# [Exercise]
Where the string "مفتی" occurs in the material below, report the whole line.

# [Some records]
** BEGIN **

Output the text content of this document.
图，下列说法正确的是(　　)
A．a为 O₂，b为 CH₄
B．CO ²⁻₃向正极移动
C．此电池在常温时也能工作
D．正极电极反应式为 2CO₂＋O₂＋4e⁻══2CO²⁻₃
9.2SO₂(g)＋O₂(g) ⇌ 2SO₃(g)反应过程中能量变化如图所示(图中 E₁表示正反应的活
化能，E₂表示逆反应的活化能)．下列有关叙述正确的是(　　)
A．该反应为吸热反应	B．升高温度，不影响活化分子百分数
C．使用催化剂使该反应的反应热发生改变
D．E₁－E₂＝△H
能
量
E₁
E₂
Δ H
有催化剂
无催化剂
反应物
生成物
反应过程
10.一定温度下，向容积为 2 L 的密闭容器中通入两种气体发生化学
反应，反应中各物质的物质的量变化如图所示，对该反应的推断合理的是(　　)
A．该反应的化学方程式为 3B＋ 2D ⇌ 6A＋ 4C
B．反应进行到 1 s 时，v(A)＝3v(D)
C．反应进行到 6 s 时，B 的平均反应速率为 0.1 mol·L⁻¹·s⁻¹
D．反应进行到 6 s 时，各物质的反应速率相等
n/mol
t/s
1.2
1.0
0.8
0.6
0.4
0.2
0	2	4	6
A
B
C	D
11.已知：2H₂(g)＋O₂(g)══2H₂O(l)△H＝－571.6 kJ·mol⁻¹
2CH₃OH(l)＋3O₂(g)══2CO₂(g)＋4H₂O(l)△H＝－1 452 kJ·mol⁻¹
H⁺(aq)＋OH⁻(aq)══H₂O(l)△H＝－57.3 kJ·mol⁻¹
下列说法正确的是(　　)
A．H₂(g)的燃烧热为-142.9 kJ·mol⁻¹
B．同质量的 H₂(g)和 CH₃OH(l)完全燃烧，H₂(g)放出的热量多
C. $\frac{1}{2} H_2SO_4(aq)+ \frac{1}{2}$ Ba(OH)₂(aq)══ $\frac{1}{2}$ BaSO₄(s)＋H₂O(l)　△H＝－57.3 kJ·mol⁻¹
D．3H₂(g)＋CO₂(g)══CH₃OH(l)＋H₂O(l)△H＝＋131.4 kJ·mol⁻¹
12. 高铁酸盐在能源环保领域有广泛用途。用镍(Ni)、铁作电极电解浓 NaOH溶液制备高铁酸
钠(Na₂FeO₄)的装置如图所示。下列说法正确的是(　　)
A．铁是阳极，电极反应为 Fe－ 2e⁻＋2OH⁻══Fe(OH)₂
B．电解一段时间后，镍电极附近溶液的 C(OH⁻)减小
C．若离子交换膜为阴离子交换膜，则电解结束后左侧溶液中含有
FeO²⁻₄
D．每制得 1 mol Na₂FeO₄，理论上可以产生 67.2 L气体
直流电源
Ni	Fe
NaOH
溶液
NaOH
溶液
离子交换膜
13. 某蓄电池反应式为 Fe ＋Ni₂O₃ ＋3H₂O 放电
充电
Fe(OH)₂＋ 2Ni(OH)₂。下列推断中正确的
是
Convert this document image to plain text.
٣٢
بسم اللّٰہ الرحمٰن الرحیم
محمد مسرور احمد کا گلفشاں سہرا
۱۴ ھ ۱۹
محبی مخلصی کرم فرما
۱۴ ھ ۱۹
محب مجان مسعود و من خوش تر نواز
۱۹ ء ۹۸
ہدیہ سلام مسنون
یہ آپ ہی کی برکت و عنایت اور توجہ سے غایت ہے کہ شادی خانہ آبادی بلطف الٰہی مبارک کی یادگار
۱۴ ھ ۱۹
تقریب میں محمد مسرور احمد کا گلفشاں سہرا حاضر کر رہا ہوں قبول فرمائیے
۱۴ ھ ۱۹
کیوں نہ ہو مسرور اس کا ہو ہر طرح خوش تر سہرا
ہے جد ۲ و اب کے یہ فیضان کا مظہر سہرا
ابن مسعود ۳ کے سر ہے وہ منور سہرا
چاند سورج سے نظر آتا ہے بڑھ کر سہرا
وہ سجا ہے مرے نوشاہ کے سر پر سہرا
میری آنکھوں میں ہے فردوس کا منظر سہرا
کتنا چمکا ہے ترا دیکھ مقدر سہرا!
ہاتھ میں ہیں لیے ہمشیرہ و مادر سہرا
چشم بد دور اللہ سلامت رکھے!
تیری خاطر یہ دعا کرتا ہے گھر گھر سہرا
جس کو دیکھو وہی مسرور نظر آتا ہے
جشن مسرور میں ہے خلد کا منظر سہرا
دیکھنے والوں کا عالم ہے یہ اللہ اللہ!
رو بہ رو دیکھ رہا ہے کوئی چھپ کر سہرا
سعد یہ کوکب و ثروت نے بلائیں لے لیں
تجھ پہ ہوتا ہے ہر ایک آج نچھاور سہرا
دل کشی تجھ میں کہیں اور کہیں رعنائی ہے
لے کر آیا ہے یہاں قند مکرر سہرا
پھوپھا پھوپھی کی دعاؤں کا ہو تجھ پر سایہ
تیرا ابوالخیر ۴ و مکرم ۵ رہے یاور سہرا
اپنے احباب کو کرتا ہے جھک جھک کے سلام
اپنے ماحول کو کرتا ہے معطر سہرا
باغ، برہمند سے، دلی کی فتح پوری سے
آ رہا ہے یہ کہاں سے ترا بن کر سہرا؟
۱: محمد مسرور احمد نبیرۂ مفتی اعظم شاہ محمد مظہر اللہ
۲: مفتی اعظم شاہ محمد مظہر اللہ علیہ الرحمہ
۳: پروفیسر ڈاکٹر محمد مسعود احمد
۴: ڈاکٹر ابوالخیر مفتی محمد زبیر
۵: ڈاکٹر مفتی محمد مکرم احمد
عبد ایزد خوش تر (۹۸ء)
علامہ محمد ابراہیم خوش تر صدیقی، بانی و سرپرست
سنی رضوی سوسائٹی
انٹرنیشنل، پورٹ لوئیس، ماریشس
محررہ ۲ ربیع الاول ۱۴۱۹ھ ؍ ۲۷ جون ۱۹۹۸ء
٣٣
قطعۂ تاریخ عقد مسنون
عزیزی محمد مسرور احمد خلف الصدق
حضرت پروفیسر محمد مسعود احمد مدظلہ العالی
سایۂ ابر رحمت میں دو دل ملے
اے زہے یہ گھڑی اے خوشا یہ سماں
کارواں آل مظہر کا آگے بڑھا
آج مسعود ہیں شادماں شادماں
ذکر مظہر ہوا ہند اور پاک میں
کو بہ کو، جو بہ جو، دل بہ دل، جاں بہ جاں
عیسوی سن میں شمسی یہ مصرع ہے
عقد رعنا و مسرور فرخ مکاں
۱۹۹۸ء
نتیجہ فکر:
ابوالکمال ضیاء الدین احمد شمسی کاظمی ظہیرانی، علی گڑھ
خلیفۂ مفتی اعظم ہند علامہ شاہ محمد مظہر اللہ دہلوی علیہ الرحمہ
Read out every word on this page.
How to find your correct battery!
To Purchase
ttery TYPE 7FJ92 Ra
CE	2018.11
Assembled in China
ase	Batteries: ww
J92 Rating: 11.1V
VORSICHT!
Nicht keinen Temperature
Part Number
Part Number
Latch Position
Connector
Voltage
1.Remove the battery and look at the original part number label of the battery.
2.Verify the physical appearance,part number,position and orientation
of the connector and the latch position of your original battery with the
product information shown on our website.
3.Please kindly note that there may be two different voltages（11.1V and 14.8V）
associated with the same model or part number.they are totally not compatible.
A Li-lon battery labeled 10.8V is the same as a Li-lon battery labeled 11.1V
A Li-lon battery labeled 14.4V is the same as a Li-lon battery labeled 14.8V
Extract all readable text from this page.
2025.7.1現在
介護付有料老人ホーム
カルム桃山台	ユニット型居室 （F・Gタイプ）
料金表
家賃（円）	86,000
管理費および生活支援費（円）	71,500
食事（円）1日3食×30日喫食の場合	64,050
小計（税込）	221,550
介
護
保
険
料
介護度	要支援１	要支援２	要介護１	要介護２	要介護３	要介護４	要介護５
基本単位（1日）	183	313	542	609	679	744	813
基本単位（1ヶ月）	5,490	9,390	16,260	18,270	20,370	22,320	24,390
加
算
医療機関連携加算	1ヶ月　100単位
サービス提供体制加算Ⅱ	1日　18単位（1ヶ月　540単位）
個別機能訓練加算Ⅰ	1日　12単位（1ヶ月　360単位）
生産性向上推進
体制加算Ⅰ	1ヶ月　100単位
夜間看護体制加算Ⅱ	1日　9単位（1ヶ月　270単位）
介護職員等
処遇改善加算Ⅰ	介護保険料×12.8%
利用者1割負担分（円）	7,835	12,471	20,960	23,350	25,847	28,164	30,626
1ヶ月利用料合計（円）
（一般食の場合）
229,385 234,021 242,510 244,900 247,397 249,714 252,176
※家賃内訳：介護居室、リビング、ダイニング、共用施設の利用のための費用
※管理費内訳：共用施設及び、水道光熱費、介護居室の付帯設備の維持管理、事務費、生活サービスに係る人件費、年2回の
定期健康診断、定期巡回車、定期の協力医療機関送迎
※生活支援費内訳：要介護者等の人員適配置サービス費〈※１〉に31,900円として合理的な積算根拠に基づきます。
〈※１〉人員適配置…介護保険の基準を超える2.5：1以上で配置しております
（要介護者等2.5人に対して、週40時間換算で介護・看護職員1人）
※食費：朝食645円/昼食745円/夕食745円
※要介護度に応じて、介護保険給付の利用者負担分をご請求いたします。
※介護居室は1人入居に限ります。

** END **

# [Correct response]
۱: محمد مسرور احمد نبیرۂ مفتی اعظم شاہ محمد مظہر اللہ
۲: مفتی اعظم شاہ محمد مظہر اللہ علیہ الرحمہ
۴: ڈاکٹر ابوالخیر مفتی محمد زبیر
۵: ڈاکٹر مفتی محمد مکرم احمد
خلیفۂ مفتی اعظم ہند علامہ شاہ محمد مظہر اللہ دہلوی علیہ الرحمہ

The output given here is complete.